# [Direction]
Exact reproduction of the data is required, with images excluded.
>> START
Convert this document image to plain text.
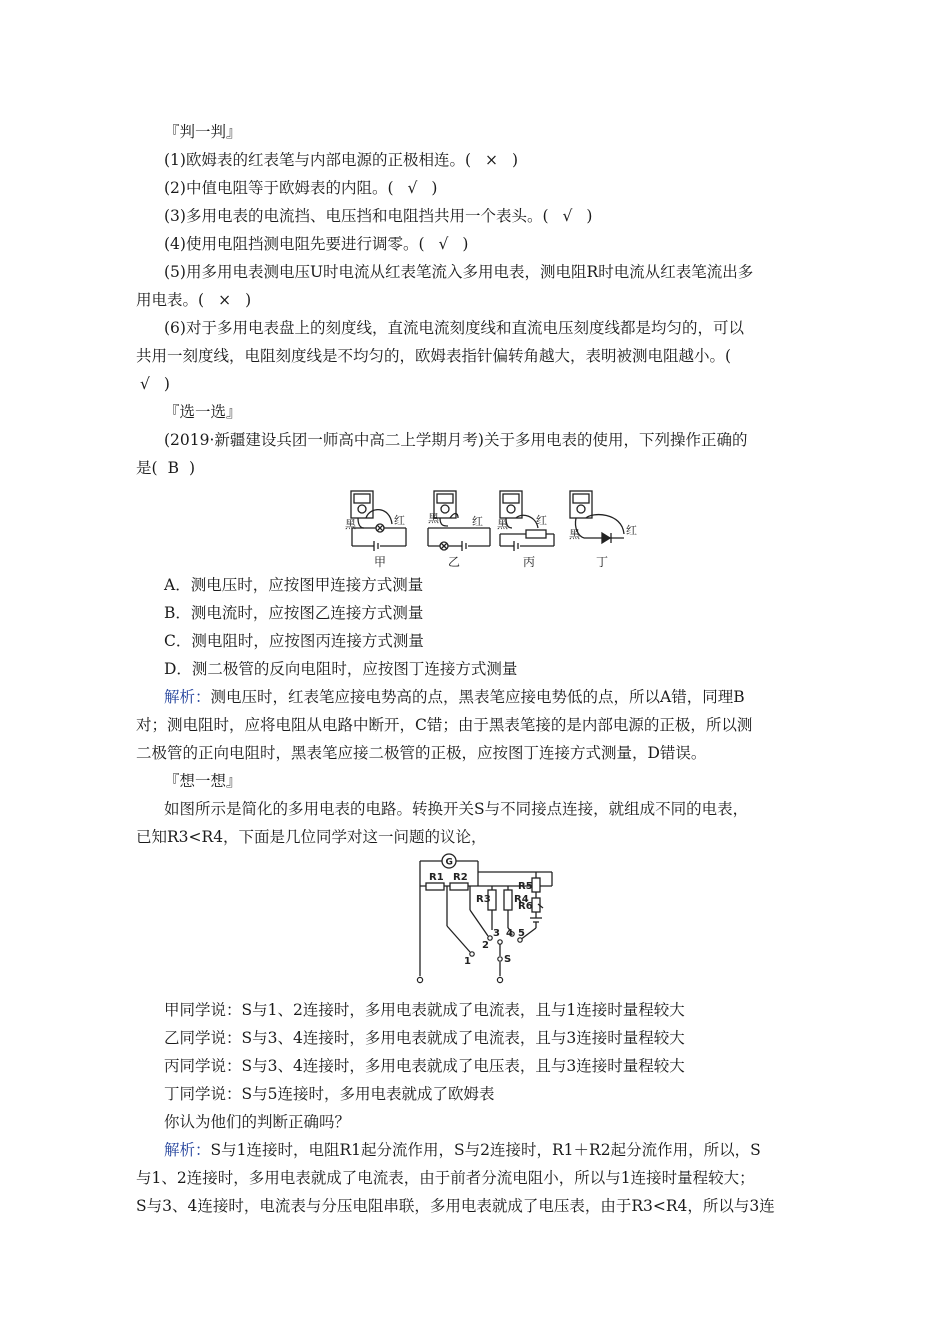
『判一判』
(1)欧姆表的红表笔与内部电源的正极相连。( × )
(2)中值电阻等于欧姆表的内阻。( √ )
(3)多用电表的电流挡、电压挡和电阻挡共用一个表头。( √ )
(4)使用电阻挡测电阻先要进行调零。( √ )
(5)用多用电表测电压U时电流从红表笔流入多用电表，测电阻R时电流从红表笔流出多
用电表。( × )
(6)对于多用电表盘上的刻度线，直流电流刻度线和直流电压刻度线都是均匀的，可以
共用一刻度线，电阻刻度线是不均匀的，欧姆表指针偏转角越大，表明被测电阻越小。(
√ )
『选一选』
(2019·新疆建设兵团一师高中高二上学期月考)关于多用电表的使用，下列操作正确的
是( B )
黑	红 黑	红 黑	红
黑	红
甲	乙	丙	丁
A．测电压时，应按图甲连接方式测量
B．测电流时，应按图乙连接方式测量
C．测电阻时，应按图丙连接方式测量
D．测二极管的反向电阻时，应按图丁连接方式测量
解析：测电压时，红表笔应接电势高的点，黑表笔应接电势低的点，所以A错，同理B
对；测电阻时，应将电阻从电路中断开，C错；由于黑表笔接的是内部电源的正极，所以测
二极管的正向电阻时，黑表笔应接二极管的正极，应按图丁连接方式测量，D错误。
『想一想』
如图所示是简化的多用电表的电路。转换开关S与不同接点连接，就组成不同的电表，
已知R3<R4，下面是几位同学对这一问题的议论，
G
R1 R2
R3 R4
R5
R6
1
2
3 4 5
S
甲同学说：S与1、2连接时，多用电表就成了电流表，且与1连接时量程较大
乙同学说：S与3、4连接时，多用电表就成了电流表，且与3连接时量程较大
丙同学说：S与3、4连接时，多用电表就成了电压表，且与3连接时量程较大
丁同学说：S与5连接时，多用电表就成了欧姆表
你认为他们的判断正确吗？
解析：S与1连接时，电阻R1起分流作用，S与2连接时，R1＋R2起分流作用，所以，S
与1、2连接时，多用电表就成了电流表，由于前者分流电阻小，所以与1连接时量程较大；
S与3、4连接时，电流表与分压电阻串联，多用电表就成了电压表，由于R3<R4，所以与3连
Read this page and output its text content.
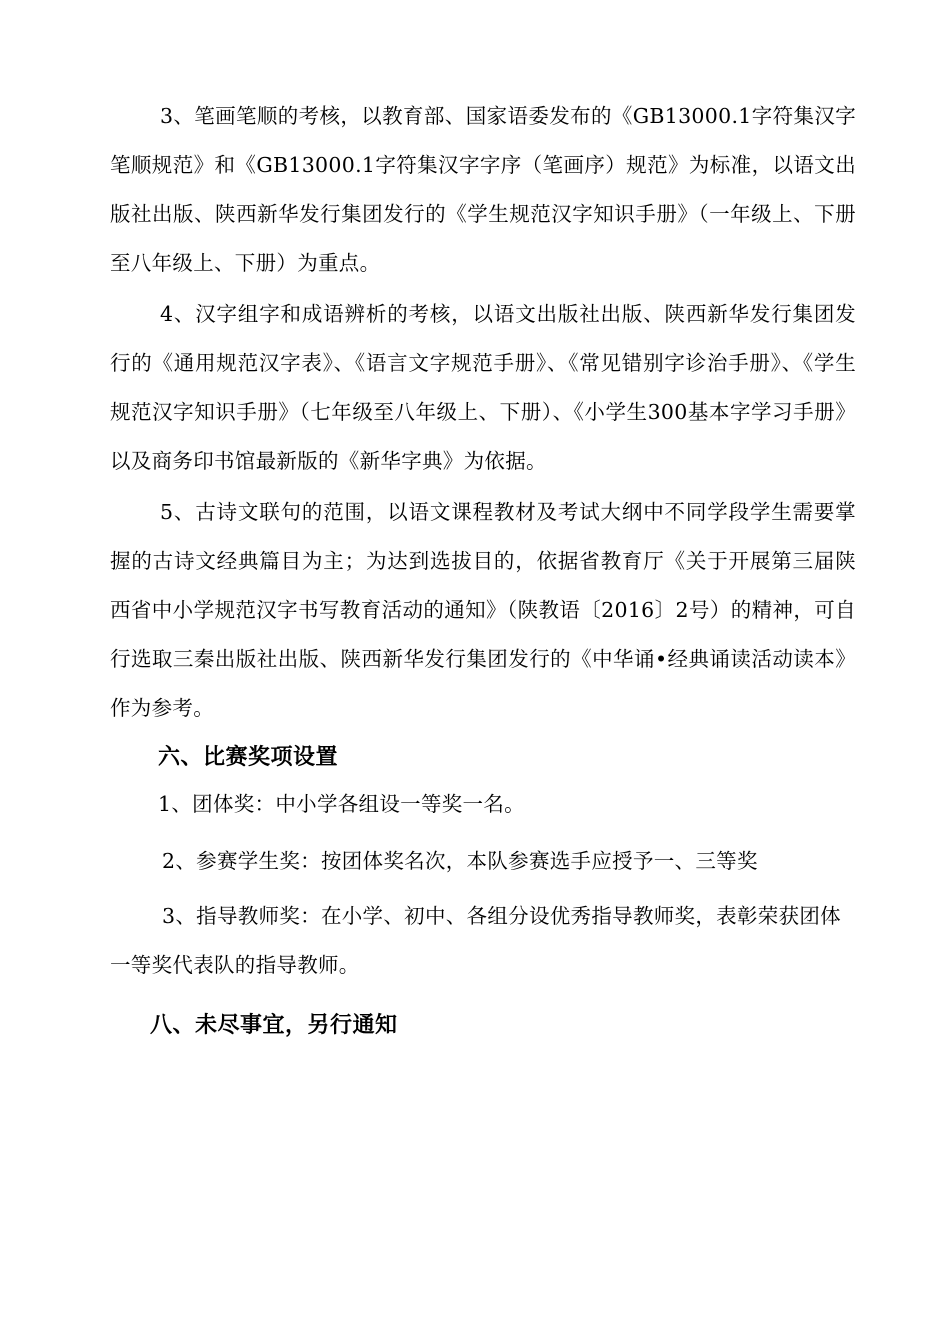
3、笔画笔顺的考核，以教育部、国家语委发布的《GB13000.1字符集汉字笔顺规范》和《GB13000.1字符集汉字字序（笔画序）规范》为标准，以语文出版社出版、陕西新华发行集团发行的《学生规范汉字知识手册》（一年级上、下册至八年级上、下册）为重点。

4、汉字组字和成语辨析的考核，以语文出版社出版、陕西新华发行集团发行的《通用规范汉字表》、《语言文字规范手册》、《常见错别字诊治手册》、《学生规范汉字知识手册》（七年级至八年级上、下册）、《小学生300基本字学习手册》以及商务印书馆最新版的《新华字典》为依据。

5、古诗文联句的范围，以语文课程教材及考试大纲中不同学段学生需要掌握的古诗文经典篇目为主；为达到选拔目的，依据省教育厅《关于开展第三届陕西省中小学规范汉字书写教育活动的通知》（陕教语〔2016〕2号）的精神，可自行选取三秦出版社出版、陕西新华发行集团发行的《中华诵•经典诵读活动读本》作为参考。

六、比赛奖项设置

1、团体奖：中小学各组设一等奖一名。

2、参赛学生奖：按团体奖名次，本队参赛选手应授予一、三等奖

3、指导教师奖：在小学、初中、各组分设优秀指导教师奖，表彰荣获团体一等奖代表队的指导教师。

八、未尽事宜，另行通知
>> END
# [Exercise output]
Convert this document image to plain text.
『判一判』
(1)欧姆表的红表笔与内部电源的正极相连。( × )
(2)中值电阻等于欧姆表的内阻。( √ )
(3)多用电表的电流挡、电压挡和电阻挡共用一个表头。( √ )
(4)使用电阻挡测电阻先要进行调零。( √ )
(5)用多用电表测电压U时电流从红表笔流入多用电表，测电阻R时电流从红表笔流出多
用电表。( × )
(6)对于多用电表盘上的刻度线，直流电流刻度线和直流电压刻度线都是均匀的，可以
共用一刻度线，电阻刻度线是不均匀的，欧姆表指针偏转角越大，表明被测电阻越小。(
√ )
『选一选』
(2019·新疆建设兵团一师高中高二上学期月考)关于多用电表的使用，下列操作正确的
是( B )
黑	红 黑	红 黑	红
黑	红
甲	乙	丙	丁
A．测电压时，应按图甲连接方式测量
B．测电流时，应按图乙连接方式测量
C．测电阻时，应按图丙连接方式测量
D．测二极管的反向电阻时，应按图丁连接方式测量
解析：测电压时，红表笔应接电势高的点，黑表笔应接电势低的点，所以A错，同理B
对；测电阻时，应将电阻从电路中断开，C错；由于黑表笔接的是内部电源的正极，所以测
二极管的正向电阻时，黑表笔应接二极管的正极，应按图丁连接方式测量，D错误。
『想一想』
如图所示是简化的多用电表的电路。转换开关S与不同接点连接，就组成不同的电表，
已知R3<R4，下面是几位同学对这一问题的议论，
G
R1 R2
R3 R4
R5
R6
1
2
3 4 5
S
甲同学说：S与1、2连接时，多用电表就成了电流表，且与1连接时量程较大
乙同学说：S与3、4连接时，多用电表就成了电流表，且与3连接时量程较大
丙同学说：S与3、4连接时，多用电表就成了电压表，且与3连接时量程较大
丁同学说：S与5连接时，多用电表就成了欧姆表
你认为他们的判断正确吗？
解析：S与1连接时，电阻R1起分流作用，S与2连接时，R1＋R2起分流作用，所以，S
与1、2连接时，多用电表就成了电流表，由于前者分流电阻小，所以与1连接时量程较大；
S与3、4连接时，电流表与分压电阻串联，多用电表就成了电压表，由于R3<R4，所以与3连
Read this page and output its text content.
3、笔画笔顺的考核，以教育部、国家语委发布的《GB13000.1字符集汉字笔顺规范》和《GB13000.1字符集汉字字序（笔画序）规范》为标准，以语文出版社出版、陕西新华发行集团发行的《学生规范汉字知识手册》（一年级上、下册至八年级上、下册）为重点。

4、汉字组字和成语辨析的考核，以语文出版社出版、陕西新华发行集团发行的《通用规范汉字表》、《语言文字规范手册》、《常见错别字诊治手册》、《学生规范汉字知识手册》（七年级至八年级上、下册）、《小学生300基本字学习手册》以及商务印书馆最新版的《新华字典》为依据。

5、古诗文联句的范围，以语文课程教材及考试大纲中不同学段学生需要掌握的古诗文经典篇目为主；为达到选拔目的，依据省教育厅《关于开展第三届陕西省中小学规范汉字书写教育活动的通知》（陕教语〔2016〕2号）的精神，可自行选取三秦出版社出版、陕西新华发行集团发行的《中华诵•经典诵读活动读本》作为参考。

六、比赛奖项设置

1、团体奖：中小学各组设一等奖一名。

2、参赛学生奖：按团体奖名次，本队参赛选手应授予一、三等奖

3、指导教师奖：在小学、初中、各组分设优秀指导教师奖，表彰荣获团体一等奖代表队的指导教师。

八、未尽事宜，另行通知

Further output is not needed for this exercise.